[INSTRUCTIONS TO FOLLOW]
Print all of the data exactly as written.

[LISTED ENTRIES]
↓
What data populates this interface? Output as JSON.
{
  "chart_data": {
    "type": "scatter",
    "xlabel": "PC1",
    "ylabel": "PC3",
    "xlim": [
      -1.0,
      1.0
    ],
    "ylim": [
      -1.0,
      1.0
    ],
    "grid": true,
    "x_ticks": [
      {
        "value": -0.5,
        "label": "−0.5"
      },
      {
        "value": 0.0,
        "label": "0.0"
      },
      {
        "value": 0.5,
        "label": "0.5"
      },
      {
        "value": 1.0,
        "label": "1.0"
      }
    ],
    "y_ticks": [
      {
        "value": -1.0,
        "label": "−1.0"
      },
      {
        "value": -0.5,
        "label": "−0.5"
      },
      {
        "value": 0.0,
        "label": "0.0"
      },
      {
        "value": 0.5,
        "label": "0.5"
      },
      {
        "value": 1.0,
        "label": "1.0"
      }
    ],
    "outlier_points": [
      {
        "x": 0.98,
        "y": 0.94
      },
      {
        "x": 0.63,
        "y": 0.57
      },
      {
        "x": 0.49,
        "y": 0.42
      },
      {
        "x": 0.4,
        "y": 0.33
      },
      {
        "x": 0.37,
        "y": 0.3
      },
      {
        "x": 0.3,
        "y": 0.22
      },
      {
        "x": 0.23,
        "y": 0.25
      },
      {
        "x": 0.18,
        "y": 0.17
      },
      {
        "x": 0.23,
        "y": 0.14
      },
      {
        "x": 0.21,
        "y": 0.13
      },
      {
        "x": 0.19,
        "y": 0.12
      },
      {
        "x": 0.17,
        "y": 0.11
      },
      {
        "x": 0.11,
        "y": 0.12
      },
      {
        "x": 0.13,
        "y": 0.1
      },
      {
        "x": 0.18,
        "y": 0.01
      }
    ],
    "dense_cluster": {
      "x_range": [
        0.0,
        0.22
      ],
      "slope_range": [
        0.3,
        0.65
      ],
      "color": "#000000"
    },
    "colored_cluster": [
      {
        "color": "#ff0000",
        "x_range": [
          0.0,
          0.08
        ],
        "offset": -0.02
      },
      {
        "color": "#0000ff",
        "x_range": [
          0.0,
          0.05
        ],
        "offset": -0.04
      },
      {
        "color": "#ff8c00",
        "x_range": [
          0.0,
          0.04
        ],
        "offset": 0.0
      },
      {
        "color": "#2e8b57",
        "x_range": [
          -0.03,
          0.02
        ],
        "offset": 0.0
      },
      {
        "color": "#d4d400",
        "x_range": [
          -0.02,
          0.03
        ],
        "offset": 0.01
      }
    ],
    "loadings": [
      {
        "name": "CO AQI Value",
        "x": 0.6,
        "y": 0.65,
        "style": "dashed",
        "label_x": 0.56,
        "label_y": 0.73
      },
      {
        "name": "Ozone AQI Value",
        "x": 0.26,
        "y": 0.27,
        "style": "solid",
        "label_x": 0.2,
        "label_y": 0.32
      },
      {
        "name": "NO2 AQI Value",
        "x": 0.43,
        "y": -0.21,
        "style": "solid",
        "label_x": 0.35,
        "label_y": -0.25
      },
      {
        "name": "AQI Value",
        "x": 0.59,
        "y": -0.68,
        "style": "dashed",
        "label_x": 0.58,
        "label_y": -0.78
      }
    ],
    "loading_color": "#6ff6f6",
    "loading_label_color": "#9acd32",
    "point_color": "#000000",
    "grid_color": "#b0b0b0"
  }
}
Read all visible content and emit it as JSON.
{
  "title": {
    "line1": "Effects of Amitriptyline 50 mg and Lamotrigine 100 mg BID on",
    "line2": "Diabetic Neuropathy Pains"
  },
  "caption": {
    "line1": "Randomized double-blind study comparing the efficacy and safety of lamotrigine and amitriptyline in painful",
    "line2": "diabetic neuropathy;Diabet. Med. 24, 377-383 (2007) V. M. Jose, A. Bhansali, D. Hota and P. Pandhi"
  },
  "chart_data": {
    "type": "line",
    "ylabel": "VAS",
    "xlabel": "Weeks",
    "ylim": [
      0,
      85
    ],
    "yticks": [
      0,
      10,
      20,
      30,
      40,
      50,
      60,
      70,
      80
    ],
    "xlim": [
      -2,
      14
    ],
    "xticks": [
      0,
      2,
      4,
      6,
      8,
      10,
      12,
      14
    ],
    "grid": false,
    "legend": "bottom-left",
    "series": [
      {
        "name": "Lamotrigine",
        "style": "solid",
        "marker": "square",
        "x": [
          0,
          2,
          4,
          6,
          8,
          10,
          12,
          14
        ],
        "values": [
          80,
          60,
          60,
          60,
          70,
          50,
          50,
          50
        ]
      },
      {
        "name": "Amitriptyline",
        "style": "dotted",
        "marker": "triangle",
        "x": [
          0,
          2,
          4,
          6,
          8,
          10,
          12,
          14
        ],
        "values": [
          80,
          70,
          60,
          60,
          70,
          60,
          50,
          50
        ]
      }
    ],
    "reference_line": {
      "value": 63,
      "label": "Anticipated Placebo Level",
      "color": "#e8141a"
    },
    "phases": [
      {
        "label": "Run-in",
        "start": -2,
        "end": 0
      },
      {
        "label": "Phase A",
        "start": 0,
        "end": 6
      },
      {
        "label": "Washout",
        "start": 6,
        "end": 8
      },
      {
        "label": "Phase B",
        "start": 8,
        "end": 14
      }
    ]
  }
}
↑
[THE OUTPUT]
What data populates this interface? Output as JSON.
{
  "chart_data": {
    "type": "scatter",
    "xlabel": "PC1",
    "ylabel": "PC3",
    "xlim": [
      -1.0,
      1.0
    ],
    "ylim": [
      -1.0,
      1.0
    ],
    "grid": true,
    "x_ticks": [
      {
        "value": -0.5,
        "label": "−0.5"
      },
      {
        "value": 0.0,
        "label": "0.0"
      },
      {
        "value": 0.5,
        "label": "0.5"
      },
      {
        "value": 1.0,
        "label": "1.0"
      }
    ],
    "y_ticks": [
      {
        "value": -1.0,
        "label": "−1.0"
      },
      {
        "value": -0.5,
        "label": "−0.5"
      },
      {
        "value": 0.0,
        "label": "0.0"
      },
      {
        "value": 0.5,
        "label": "0.5"
      },
      {
        "value": 1.0,
        "label": "1.0"
      }
    ],
    "outlier_points": [
      {
        "x": 0.98,
        "y": 0.94
      },
      {
        "x": 0.63,
        "y": 0.57
      },
      {
        "x": 0.49,
        "y": 0.42
      },
      {
        "x": 0.4,
        "y": 0.33
      },
      {
        "x": 0.37,
        "y": 0.3
      },
      {
        "x": 0.3,
        "y": 0.22
      },
      {
        "x": 0.23,
        "y": 0.25
      },
      {
        "x": 0.18,
        "y": 0.17
      },
      {
        "x": 0.23,
        "y": 0.14
      },
      {
        "x": 0.21,
        "y": 0.13
      },
      {
        "x": 0.19,
        "y": 0.12
      },
      {
        "x": 0.17,
        "y": 0.11
      },
      {
        "x": 0.11,
        "y": 0.12
      },
      {
        "x": 0.13,
        "y": 0.1
      },
      {
        "x": 0.18,
        "y": 0.01
      }
    ],
    "dense_cluster": {
      "x_range": [
        0.0,
        0.22
      ],
      "slope_range": [
        0.3,
        0.65
      ],
      "color": "#000000"
    },
    "colored_cluster": [
      {
        "color": "#ff0000",
        "x_range": [
          0.0,
          0.08
        ],
        "offset": -0.02
      },
      {
        "color": "#0000ff",
        "x_range": [
          0.0,
          0.05
        ],
        "offset": -0.04
      },
      {
        "color": "#ff8c00",
        "x_range": [
          0.0,
          0.04
        ],
        "offset": 0.0
      },
      {
        "color": "#2e8b57",
        "x_range": [
          -0.03,
          0.02
        ],
        "offset": 0.0
      },
      {
        "color": "#d4d400",
        "x_range": [
          -0.02,
          0.03
        ],
        "offset": 0.01
      }
    ],
    "loadings": [
      {
        "name": "CO AQI Value",
        "x": 0.6,
        "y": 0.65,
        "style": "dashed",
        "label_x": 0.56,
        "label_y": 0.73
      },
      {
        "name": "Ozone AQI Value",
        "x": 0.26,
        "y": 0.27,
        "style": "solid",
        "label_x": 0.2,
        "label_y": 0.32
      },
      {
        "name": "NO2 AQI Value",
        "x": 0.43,
        "y": -0.21,
        "style": "solid",
        "label_x": 0.35,
        "label_y": -0.25
      },
      {
        "name": "AQI Value",
        "x": 0.59,
        "y": -0.68,
        "style": "dashed",
        "label_x": 0.58,
        "label_y": -0.78
      }
    ],
    "loading_color": "#6ff6f6",
    "loading_label_color": "#9acd32",
    "point_color": "#000000",
    "grid_color": "#b0b0b0"
  }
}
Read all visible content and emit it as JSON.
{
  "title": {
    "line1": "Effects of Amitriptyline 50 mg and Lamotrigine 100 mg BID on",
    "line2": "Diabetic Neuropathy Pains"
  },
  "caption": {
    "line1": "Randomized double-blind study comparing the efficacy and safety of lamotrigine and amitriptyline in painful",
    "line2": "diabetic neuropathy;Diabet. Med. 24, 377-383 (2007) V. M. Jose, A. Bhansali, D. Hota and P. Pandhi"
  },
  "chart_data": {
    "type": "line",
    "ylabel": "VAS",
    "xlabel": "Weeks",
    "ylim": [
      0,
      85
    ],
    "yticks": [
      0,
      10,
      20,
      30,
      40,
      50,
      60,
      70,
      80
    ],
    "xlim": [
      -2,
      14
    ],
    "xticks": [
      0,
      2,
      4,
      6,
      8,
      10,
      12,
      14
    ],
    "grid": false,
    "legend": "bottom-left",
    "series": [
      {
        "name": "Lamotrigine",
        "style": "solid",
        "marker": "square",
        "x": [
          0,
          2,
          4,
          6,
          8,
          10,
          12,
          14
        ],
        "values": [
          80,
          60,
          60,
          60,
          70,
          50,
          50,
          50
        ]
      },
      {
        "name": "Amitriptyline",
        "style": "dotted",
        "marker": "triangle",
        "x": [
          0,
          2,
          4,
          6,
          8,
          10,
          12,
          14
        ],
        "values": [
          80,
          70,
          60,
          60,
          70,
          60,
          50,
          50
        ]
      }
    ],
    "reference_line": {
      "value": 63,
      "label": "Anticipated Placebo Level",
      "color": "#e8141a"
    },
    "phases": [
      {
        "label": "Run-in",
        "start": -2,
        "end": 0
      },
      {
        "label": "Phase A",
        "start": 0,
        "end": 6
      },
      {
        "label": "Washout",
        "start": 6,
        "end": 8
      },
      {
        "label": "Phase B",
        "start": 8,
        "end": 14
      }
    ]
  }
}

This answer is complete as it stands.